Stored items
________
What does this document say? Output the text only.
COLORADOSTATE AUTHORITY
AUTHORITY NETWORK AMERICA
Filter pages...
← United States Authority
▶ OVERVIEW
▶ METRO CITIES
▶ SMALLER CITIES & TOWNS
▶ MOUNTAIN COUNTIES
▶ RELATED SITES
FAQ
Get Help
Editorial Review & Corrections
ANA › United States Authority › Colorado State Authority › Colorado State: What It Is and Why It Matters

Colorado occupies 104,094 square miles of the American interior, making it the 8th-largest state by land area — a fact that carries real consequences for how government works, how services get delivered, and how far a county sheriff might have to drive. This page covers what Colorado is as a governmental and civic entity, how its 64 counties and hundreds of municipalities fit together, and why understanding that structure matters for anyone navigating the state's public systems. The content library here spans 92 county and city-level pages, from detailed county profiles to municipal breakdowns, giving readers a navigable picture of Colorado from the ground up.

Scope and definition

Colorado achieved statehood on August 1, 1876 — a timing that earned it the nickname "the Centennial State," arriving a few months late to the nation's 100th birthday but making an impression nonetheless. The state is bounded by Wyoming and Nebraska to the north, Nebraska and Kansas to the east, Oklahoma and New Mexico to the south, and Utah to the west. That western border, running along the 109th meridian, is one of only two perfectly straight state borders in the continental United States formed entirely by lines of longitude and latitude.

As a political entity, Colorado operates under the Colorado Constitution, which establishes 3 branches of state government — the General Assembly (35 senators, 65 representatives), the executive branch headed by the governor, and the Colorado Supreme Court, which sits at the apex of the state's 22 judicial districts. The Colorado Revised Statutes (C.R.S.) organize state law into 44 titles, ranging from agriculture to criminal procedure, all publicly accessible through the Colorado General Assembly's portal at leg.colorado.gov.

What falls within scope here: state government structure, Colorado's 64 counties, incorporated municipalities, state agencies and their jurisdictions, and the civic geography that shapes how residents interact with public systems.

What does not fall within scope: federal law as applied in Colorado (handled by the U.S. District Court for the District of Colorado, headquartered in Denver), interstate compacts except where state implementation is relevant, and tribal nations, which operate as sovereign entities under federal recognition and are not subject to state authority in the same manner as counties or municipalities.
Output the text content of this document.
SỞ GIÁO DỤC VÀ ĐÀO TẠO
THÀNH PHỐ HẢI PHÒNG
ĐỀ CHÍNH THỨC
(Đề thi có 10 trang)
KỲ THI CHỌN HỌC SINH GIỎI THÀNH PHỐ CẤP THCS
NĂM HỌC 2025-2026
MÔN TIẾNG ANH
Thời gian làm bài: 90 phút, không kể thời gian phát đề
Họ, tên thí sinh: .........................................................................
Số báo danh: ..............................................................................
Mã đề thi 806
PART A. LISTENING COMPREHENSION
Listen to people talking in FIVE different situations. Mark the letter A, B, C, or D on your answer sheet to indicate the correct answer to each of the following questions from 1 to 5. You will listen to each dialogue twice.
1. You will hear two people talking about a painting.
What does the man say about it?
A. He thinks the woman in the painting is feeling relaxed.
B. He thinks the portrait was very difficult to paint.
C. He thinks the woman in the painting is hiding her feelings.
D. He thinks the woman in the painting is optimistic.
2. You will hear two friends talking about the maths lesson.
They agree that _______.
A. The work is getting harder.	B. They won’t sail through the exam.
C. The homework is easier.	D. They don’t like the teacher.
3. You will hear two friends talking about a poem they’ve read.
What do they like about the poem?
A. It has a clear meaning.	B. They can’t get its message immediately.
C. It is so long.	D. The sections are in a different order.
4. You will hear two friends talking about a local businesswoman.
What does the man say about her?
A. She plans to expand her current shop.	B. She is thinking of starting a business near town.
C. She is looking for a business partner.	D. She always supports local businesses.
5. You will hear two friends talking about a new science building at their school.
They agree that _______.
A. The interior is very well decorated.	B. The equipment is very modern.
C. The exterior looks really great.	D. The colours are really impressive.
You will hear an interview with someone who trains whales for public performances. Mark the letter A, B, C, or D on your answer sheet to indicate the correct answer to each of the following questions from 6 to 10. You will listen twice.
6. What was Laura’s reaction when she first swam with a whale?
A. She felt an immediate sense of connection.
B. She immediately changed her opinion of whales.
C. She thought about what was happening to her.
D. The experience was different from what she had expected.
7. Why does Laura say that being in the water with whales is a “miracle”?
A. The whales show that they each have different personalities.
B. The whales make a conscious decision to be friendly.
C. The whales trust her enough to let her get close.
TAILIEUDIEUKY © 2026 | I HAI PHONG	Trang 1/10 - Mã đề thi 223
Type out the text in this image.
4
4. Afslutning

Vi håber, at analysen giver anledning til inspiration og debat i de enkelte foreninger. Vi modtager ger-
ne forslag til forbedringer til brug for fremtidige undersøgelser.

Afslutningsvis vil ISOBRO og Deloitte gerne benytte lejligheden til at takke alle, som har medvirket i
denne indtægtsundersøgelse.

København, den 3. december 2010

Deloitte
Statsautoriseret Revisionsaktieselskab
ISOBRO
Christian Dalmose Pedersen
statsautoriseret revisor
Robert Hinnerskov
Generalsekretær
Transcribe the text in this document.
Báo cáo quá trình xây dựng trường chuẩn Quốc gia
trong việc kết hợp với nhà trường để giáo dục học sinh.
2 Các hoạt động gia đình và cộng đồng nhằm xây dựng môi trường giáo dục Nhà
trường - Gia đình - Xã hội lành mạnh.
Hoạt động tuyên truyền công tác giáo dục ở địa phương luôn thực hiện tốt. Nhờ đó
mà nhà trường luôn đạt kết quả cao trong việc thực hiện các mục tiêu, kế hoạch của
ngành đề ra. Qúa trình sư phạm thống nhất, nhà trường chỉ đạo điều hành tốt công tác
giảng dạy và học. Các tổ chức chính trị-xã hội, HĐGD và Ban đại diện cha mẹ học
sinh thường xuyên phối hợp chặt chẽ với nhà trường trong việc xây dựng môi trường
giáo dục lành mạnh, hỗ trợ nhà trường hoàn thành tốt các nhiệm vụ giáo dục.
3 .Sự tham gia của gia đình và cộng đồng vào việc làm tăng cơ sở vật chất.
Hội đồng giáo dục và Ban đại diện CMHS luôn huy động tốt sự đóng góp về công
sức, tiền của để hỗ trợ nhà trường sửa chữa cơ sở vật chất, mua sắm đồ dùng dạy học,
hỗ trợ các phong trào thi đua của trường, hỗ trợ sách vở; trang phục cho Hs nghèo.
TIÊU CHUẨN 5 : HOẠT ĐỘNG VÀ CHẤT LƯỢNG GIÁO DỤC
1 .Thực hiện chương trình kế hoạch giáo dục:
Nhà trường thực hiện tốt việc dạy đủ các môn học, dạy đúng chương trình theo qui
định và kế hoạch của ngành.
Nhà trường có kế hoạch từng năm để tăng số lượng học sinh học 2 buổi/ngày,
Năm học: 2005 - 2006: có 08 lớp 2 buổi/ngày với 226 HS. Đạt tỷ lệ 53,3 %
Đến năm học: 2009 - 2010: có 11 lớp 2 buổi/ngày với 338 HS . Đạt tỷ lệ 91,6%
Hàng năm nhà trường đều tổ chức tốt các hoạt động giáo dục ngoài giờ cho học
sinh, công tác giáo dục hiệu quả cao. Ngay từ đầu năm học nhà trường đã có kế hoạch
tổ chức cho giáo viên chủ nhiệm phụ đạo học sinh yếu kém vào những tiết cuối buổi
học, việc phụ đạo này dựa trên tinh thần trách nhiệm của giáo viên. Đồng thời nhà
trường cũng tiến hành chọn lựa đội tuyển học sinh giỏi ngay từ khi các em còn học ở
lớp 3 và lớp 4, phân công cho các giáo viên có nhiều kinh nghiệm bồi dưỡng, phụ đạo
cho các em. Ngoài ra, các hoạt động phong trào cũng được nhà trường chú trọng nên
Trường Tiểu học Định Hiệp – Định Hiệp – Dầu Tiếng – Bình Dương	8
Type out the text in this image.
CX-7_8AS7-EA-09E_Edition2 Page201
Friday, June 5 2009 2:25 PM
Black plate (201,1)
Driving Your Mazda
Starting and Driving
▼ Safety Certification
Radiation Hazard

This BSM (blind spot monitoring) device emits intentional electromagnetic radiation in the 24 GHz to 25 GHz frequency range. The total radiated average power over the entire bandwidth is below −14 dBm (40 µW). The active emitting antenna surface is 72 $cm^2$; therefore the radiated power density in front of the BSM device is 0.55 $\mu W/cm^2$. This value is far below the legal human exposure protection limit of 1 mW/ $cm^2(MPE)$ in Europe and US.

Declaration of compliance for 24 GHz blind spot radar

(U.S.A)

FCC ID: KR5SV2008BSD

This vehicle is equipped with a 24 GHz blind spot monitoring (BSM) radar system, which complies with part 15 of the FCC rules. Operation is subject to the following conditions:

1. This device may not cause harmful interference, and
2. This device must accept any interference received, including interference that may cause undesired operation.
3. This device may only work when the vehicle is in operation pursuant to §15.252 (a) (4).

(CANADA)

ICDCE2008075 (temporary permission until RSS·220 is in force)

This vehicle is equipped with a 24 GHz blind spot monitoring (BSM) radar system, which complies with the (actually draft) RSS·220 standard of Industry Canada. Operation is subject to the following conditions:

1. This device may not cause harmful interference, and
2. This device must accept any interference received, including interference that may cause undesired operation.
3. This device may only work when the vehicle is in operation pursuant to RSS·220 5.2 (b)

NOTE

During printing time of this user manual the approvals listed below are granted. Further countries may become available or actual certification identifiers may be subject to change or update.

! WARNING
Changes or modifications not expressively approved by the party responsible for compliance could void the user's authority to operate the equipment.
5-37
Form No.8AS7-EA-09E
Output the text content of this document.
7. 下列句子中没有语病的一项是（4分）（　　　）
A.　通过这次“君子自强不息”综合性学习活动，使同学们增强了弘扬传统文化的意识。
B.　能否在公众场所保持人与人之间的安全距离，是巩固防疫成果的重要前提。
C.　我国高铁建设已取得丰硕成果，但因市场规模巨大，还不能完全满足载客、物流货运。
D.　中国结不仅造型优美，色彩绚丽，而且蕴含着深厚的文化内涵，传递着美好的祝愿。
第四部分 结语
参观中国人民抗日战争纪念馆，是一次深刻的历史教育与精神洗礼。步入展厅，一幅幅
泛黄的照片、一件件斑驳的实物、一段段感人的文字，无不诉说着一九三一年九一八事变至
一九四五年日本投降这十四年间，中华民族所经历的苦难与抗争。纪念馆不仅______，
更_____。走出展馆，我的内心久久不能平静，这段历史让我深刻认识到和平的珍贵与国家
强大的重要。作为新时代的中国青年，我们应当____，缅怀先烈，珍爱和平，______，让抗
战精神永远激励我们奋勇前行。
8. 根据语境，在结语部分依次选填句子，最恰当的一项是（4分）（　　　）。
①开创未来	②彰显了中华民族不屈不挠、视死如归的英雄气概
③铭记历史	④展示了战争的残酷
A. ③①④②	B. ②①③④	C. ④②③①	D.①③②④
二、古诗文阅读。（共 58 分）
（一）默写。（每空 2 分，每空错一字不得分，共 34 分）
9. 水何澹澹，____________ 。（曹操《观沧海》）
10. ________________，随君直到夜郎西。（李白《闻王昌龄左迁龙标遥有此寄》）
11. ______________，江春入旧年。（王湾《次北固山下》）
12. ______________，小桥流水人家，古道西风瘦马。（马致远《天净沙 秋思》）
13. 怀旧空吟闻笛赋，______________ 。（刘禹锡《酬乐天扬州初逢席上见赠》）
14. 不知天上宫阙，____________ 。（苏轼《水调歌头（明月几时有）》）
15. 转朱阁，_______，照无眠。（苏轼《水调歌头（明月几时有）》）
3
________
INSTRUCTIONS TO FOLLOW: Extract each line from the entries above that contains the string "compliance".

WRITTEN SOLUTION:
Declaration of compliance for 24 GHz blind spot radar
Changes or modifications not expressively approved by the party responsible for compliance could void the user's authority to operate the equipment.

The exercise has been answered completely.